## REQUIRED ACTIONS
1. In the text about Kirsten Owen, which fashion house did she become the face of in 1999?
2. Copy the Kirsten Owen text from "- Born: 22 November" up to and including "model (born 1970)", replacing "Blonde" with "Brown".

## TEXT PASSAGE

▬▬▬▬▬▬

- Born: 22 November 1977 (age 48) Montreal, Canada
- Occupation: Model
- Years active: 1987–present
- Modelling information
- Height: 5 ft 11 in (1.80 m)
- Hair colour: Blonde
- Eye colour: Blue
- Agency: Ford Models (New York) Oui Management (Paris) d'management group (Milan) Select Model Management (London) Le Management (Copenhagen, Stockholm) Public Image (Montreal)

= Kirsten Owen =

Canadian-born English fashion model (born 1970)

Kirsten Owen (born November 22, 1970) is a Canadian-born English fashion model.

==Career==

===Rise to prominence===
After being scouted in Toronto, Owen began modelling at the age of
9. In 1987 she appeared on the cover of Elle in three different countries (Spain, France and Italy). However, after this amazing breakthrough, Owen did not immediately launch herself into modelling. In fact, it was two more years before when she got another big break, appearing on the cover of the French version of Marie Claire magazine in July and October 1989 and on the cover of i-D magazine in 1990. Later that year she also walked in Milan for Jil Sander's runway, while in early 1991, her face was once again featured on the cover of Elle, this time in an editorial. After this, it would be another five years before Owen would work again.

When Owen once again began working it was in a show in Milan for Prada in February 1996. After this, things began to pick up as she became the face of Helmut Lang and was again featured in an Elle editorial in January 1997. A month later Kirsten found herself in demand as she walked in shows in Paris and New York for Chloe, Dries van Noten, Yohji Yamamoto, Calvin Klein, and Helmut Lang. That same year Owen was featured in an editorial of Vogue Italia and appearears on the cover of the same magazine two months later. In 1999 she continued this success by becoming the face of Fendi. Kirsten Owen was also on the catwalk of Milan and Paris in September of that year, also worked for Dolce & Gabbana, Lanvin, Yves Saint Laurent, and Louis Vuitton.

She signed a contract to become the face of Emanuel Ungaro, was in a print advertisement for Donna Karan, and was in a French Vogue editorial. Her career continued to rise as over the next three years she walked for the likes of Givenchy, Jean Paul Gaultier, Chanel, Donna Karan, Marc Jacobs, Moschino, Rochas, and Burberry all in the early months of 2001.

▬▬▬▬▬▬

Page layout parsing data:
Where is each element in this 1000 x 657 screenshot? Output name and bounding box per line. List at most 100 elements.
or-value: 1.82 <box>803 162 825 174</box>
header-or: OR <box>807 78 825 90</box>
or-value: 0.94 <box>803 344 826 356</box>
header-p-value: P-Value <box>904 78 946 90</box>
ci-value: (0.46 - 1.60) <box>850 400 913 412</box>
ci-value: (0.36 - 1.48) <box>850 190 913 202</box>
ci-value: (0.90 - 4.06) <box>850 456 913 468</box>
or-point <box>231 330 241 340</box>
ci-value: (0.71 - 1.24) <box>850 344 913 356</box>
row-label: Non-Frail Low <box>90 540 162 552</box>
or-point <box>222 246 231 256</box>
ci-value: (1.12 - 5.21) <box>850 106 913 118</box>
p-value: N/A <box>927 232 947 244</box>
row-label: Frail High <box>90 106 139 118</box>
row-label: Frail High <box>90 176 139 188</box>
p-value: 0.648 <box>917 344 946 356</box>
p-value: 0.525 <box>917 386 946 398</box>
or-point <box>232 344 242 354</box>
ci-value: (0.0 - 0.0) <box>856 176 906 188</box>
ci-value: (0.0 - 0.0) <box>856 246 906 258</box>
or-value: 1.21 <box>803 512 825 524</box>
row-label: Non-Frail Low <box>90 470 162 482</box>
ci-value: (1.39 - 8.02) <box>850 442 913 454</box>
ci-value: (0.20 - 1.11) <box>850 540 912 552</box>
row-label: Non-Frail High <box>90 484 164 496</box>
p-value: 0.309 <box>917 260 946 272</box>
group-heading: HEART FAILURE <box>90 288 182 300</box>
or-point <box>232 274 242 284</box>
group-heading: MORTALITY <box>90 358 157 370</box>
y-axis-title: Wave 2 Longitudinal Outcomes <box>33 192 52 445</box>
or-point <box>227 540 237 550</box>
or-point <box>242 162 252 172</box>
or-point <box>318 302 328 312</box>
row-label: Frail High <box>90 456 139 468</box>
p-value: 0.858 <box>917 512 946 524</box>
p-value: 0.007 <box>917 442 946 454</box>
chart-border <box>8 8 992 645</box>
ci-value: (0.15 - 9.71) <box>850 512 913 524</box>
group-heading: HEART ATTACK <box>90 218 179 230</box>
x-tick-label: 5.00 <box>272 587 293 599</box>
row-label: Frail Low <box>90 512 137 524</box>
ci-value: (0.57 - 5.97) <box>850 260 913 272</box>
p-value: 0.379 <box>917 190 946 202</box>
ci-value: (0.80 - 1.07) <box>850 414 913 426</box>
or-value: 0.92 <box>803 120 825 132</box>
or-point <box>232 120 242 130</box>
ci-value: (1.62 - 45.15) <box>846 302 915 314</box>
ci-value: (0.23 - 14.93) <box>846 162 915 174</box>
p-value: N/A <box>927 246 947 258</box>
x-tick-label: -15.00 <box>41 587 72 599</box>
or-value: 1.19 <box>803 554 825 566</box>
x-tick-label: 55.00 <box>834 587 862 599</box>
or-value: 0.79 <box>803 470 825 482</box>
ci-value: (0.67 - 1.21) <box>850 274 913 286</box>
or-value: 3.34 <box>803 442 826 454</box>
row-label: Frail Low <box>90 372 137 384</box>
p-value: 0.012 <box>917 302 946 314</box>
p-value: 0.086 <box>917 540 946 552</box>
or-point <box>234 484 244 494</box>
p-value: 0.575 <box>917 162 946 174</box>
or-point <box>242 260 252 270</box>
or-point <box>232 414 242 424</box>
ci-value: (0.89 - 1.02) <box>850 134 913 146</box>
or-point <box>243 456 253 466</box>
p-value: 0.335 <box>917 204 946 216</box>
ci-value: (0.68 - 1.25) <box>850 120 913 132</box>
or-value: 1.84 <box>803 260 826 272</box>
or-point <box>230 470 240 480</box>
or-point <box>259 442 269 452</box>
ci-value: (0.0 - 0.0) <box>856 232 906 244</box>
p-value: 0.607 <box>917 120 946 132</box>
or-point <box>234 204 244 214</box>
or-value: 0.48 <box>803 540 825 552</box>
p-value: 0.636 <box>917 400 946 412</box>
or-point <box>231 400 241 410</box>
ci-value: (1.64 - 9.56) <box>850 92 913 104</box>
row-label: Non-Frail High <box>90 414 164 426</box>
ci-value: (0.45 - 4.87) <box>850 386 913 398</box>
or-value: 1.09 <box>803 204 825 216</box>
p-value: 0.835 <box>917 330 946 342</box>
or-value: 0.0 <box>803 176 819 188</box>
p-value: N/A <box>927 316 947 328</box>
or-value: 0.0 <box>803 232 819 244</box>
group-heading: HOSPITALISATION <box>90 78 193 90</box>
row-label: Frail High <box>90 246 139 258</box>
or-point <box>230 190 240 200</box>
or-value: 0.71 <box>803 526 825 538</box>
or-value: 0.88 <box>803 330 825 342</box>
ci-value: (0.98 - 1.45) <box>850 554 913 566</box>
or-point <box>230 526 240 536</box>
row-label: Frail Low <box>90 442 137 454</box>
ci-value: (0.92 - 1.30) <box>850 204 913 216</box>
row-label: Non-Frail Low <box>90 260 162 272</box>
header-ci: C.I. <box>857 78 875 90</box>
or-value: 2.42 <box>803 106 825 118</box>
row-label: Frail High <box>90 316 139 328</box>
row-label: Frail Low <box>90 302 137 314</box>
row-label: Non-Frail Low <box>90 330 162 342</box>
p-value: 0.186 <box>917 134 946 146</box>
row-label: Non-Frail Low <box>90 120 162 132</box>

▬▬▬▬▬▬

## ANSWERS FOR EACH ITEM
1. Fendi

2.
- Born: 22 November 1977 (age 48) Montreal, Canada
- Occupation: Model
- Years active: 1987–present
- Modelling information
- Height: 5 ft 11 in (1.80 m)
- Hair colour: Brown
- Eye colour: Blue
- Agency: Ford Models (New York) Oui Management (Paris) d'management group (Milan) Select Model Management (London) Le Management (Copenhagen, Stockholm) Public Image (Montreal)

= Kirsten Owen =

Canadian-born English fashion model (born 1970)